AIM
Locate the word "MAYOR" in the material, then show every line that holds it.

-*-

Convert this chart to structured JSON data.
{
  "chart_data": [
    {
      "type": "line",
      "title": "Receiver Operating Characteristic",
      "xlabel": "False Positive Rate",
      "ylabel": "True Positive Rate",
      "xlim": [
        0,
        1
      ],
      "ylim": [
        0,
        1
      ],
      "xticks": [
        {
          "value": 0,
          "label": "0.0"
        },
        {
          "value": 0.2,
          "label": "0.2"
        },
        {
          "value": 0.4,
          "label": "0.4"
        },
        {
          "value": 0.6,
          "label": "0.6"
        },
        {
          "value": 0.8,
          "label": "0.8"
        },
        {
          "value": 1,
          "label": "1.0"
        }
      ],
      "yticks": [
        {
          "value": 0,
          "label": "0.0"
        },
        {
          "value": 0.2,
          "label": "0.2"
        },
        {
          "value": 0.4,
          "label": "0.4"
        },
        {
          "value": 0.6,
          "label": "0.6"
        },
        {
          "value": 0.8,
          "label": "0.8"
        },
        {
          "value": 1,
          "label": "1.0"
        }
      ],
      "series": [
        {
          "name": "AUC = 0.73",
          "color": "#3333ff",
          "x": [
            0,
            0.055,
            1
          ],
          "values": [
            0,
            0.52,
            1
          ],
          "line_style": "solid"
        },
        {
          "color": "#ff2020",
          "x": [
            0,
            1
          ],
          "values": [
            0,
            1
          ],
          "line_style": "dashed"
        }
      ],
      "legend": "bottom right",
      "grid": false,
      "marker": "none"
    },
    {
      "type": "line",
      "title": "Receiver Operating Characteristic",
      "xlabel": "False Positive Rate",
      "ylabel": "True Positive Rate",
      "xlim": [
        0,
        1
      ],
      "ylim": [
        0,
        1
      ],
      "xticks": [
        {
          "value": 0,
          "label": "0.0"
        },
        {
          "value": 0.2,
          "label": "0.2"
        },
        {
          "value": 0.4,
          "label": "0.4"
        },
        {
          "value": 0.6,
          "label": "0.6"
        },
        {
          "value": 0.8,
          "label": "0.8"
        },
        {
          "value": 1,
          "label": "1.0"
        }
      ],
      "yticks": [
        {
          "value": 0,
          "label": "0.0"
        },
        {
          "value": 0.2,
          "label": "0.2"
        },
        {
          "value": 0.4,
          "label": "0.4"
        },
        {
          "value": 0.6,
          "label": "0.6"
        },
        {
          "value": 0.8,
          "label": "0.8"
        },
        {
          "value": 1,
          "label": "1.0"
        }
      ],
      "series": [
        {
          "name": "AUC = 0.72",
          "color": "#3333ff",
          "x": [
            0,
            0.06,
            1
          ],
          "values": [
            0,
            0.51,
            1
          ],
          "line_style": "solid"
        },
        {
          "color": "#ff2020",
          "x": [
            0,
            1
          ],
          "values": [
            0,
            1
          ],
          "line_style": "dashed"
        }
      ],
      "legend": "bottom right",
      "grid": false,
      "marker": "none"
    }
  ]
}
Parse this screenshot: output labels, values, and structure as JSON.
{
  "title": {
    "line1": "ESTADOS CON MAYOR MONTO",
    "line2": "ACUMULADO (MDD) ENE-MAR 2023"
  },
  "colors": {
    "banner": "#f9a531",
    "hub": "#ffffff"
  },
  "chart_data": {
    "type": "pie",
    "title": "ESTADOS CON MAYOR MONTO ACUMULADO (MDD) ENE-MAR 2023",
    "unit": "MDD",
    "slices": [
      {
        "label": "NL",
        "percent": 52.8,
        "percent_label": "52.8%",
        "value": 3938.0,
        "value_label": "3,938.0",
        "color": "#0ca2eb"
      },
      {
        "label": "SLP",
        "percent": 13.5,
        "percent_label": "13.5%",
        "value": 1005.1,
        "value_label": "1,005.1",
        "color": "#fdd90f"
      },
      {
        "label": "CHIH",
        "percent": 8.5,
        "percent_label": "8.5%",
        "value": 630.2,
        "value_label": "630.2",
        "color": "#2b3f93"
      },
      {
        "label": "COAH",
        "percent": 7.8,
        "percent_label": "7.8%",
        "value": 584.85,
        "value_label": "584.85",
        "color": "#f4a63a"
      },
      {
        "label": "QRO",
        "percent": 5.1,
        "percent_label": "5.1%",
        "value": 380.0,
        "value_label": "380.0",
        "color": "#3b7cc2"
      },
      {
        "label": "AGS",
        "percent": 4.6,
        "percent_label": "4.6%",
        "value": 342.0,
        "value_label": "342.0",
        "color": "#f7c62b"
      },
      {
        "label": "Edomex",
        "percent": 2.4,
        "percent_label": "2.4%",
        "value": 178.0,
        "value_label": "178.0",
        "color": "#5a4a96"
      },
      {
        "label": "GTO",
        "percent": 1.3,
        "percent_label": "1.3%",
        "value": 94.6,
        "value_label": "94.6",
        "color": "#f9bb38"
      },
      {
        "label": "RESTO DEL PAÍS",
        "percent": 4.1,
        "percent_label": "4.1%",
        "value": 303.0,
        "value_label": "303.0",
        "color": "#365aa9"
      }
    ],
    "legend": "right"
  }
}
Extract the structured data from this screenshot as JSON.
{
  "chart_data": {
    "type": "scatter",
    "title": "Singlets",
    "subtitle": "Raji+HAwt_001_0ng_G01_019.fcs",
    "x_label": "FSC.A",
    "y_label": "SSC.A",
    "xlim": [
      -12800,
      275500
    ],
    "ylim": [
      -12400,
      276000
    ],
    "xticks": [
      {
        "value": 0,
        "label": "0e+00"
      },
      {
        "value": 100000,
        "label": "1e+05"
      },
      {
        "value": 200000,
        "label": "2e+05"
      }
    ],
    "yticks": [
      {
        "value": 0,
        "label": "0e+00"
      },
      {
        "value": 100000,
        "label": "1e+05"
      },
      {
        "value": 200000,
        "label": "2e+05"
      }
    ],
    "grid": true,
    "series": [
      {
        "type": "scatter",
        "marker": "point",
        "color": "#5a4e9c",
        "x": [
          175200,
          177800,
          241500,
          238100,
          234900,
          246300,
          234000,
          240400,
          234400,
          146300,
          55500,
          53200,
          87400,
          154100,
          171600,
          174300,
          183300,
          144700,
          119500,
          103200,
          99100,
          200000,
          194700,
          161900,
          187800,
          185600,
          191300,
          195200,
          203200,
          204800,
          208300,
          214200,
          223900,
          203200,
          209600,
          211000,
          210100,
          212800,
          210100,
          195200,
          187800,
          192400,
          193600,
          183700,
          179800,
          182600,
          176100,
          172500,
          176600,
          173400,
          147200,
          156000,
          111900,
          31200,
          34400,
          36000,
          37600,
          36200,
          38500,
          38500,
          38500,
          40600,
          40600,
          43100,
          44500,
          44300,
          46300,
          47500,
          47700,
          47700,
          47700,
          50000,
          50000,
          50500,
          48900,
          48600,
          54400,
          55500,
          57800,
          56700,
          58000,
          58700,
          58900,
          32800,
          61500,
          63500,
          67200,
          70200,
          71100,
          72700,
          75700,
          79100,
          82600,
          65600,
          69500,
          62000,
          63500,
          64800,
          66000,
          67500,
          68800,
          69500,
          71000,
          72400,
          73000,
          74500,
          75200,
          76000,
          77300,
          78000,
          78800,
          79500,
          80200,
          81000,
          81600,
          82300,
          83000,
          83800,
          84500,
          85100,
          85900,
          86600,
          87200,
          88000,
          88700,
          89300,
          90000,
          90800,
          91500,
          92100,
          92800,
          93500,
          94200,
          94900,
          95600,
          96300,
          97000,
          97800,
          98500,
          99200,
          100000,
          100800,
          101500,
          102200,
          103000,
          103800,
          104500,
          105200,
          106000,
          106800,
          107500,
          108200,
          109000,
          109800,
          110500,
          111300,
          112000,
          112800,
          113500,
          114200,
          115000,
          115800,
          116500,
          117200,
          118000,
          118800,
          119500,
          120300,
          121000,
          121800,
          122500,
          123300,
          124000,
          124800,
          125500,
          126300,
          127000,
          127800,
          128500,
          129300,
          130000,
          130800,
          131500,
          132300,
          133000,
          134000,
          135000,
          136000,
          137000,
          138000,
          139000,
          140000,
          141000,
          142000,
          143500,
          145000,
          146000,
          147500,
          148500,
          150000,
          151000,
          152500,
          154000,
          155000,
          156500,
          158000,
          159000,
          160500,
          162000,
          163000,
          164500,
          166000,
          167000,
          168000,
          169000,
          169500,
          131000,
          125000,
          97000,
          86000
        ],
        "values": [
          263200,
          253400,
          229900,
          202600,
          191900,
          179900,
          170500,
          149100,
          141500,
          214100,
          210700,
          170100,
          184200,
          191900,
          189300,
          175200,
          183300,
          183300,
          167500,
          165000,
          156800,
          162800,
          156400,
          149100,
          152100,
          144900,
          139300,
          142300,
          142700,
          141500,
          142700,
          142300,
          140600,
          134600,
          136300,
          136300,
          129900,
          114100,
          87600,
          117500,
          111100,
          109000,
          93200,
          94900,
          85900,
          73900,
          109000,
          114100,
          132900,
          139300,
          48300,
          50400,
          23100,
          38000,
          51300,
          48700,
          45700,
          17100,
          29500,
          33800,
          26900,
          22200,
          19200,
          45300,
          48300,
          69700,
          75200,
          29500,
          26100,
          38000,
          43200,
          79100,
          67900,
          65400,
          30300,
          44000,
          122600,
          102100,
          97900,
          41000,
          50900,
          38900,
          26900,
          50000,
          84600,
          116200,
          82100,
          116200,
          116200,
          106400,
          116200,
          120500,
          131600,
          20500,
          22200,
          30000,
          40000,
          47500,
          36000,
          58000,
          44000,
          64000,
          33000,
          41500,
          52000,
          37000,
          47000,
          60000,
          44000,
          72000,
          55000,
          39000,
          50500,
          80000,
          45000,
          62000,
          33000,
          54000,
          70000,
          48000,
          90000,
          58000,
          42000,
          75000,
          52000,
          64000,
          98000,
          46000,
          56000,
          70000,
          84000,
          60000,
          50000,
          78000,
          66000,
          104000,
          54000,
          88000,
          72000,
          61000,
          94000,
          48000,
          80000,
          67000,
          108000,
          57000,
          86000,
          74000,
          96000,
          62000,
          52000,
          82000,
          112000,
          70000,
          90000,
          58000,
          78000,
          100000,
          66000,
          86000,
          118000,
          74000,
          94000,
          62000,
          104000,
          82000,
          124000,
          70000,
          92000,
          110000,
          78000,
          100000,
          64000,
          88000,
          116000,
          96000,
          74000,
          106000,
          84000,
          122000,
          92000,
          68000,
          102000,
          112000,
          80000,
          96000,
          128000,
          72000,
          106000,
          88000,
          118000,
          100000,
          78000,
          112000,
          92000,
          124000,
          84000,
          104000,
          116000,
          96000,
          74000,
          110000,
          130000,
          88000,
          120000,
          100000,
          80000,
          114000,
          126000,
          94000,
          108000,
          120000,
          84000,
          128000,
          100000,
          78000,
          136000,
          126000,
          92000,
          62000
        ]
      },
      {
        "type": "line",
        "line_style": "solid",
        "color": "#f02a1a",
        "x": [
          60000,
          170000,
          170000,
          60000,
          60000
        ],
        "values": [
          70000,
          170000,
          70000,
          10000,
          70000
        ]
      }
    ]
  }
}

-*-

TASK SOLUTION
    "line1": "ESTADOS CON MAYOR MONTO",
    "title": "ESTADOS CON MAYOR MONTO ACUMULADO (MDD) ENE-MAR 2023",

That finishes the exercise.